EXERCISE: Wherever a line of the data contains "frecuencias", copy that line.

◆ ◆ ◆

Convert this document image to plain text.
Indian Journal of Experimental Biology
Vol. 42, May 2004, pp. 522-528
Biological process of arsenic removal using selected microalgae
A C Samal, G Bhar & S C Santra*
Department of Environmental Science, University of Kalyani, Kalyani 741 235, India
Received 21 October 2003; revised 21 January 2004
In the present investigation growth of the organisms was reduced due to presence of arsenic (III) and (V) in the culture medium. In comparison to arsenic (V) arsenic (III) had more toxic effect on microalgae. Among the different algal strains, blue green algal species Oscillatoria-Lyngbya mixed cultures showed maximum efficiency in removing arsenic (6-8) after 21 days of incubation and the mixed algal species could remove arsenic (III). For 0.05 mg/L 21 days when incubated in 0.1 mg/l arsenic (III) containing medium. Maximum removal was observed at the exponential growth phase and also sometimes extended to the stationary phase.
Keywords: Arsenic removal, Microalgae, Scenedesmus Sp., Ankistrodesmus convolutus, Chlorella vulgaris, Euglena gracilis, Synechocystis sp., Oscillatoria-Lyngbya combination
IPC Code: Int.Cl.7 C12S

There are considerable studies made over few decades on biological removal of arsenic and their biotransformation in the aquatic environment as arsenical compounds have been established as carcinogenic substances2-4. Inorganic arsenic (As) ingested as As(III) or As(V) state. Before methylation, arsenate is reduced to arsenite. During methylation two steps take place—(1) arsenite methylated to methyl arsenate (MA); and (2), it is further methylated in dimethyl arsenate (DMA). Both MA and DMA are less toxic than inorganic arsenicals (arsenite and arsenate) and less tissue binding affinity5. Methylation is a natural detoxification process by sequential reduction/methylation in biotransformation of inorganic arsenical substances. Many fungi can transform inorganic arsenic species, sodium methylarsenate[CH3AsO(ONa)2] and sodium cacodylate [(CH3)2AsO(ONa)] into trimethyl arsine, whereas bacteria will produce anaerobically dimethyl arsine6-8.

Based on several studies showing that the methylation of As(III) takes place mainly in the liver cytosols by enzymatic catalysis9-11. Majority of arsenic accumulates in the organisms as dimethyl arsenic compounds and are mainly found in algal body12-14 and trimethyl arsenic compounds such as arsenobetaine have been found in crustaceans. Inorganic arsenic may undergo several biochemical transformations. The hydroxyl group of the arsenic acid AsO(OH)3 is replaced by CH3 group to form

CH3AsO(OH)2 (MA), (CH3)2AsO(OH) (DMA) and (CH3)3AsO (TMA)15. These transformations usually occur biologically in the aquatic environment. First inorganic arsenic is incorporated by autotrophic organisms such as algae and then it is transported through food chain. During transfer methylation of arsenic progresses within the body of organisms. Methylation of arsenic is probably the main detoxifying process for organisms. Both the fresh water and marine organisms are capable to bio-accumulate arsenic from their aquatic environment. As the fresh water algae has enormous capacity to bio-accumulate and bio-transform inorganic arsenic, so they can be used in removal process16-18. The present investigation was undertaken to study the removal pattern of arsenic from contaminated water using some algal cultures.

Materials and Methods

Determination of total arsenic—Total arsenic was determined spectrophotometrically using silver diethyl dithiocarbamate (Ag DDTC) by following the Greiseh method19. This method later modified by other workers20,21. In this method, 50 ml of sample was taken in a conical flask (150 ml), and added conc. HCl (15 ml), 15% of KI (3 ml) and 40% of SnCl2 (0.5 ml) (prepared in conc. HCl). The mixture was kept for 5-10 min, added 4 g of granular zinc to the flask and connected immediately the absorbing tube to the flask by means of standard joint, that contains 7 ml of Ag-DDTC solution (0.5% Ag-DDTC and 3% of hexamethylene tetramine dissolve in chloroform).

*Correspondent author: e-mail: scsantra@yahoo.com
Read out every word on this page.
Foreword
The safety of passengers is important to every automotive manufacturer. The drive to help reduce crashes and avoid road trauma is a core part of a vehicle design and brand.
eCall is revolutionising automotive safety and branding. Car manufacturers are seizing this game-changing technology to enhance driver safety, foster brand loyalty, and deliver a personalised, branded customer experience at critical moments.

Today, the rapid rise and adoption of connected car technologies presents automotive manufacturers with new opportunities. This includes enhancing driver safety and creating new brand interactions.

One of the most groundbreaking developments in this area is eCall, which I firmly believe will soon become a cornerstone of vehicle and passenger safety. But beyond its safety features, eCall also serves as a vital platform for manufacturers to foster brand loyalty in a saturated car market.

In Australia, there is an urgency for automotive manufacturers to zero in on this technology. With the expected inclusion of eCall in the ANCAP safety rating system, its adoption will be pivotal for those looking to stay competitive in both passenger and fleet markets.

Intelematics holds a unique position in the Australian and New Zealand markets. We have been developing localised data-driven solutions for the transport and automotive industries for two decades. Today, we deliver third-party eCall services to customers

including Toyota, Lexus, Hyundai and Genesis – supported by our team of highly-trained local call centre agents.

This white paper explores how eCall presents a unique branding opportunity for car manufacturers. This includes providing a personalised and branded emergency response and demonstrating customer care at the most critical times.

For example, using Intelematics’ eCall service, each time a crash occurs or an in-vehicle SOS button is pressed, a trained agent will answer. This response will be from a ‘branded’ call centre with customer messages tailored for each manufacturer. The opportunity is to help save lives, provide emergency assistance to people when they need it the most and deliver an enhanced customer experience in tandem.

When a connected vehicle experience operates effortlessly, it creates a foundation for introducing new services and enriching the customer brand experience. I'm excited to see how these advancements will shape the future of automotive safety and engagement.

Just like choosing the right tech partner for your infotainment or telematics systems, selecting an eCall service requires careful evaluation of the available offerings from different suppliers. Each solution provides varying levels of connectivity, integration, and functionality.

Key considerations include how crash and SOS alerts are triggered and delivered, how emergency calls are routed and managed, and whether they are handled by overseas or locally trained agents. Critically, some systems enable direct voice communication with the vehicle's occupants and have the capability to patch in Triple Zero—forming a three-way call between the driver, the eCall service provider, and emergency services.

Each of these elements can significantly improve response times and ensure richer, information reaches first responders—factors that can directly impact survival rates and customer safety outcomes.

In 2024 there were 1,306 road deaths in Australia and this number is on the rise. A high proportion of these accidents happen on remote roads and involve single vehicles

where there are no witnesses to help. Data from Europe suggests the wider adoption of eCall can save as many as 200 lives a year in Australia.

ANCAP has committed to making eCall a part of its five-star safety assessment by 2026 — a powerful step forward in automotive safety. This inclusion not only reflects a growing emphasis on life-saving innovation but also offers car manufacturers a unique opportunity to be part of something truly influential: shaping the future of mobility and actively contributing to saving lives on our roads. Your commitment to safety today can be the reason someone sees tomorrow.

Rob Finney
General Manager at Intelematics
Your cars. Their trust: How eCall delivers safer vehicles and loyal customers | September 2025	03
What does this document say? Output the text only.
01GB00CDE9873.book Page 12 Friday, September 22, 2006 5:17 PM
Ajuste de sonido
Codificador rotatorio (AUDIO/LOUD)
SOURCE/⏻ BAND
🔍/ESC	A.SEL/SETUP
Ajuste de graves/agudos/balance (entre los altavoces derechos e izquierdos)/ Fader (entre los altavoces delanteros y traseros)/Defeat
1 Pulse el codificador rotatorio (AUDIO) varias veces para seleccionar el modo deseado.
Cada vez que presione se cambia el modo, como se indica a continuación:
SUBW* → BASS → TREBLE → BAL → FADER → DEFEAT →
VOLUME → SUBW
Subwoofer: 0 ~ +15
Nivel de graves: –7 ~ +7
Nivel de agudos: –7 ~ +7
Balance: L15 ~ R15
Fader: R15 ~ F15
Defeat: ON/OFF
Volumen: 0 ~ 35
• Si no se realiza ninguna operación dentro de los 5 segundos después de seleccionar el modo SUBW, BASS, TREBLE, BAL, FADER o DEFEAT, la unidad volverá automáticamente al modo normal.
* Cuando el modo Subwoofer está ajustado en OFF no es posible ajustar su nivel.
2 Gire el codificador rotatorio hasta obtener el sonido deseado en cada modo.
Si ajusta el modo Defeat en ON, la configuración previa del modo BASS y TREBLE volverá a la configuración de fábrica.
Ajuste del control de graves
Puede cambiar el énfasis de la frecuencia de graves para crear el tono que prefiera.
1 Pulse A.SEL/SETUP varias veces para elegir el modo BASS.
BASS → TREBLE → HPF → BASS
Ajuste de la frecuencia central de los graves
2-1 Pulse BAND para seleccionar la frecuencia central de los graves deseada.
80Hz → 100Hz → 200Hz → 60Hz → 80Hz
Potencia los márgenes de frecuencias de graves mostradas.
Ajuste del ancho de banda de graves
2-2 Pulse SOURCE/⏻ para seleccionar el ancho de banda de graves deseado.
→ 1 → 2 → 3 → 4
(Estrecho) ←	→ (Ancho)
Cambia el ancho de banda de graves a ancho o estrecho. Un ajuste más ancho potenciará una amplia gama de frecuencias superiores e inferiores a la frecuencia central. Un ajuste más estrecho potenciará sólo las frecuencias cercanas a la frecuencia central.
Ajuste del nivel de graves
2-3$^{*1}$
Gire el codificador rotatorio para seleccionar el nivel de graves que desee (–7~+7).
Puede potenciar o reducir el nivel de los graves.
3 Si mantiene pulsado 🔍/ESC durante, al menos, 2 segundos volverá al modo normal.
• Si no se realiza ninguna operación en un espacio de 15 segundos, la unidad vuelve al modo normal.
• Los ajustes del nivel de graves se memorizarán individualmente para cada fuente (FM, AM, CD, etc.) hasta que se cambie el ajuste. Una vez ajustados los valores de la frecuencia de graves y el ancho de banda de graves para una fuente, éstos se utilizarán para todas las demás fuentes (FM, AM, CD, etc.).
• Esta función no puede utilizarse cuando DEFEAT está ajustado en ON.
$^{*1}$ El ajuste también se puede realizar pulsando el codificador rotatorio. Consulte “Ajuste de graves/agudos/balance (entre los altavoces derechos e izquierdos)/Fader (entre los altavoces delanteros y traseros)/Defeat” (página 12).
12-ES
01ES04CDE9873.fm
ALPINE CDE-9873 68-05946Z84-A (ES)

◆ ◆ ◆

ANSWER SECTION:
Potencia los márgenes de frecuencias de graves mostradas.
Cambia el ancho de banda de graves a ancho o estrecho. Un ajuste más ancho potenciará una amplia gama de frecuencias superiores e inferiores a la frecuencia central. Un ajuste más estrecho potenciará sólo las frecuencias cercanas a la frecuencia central.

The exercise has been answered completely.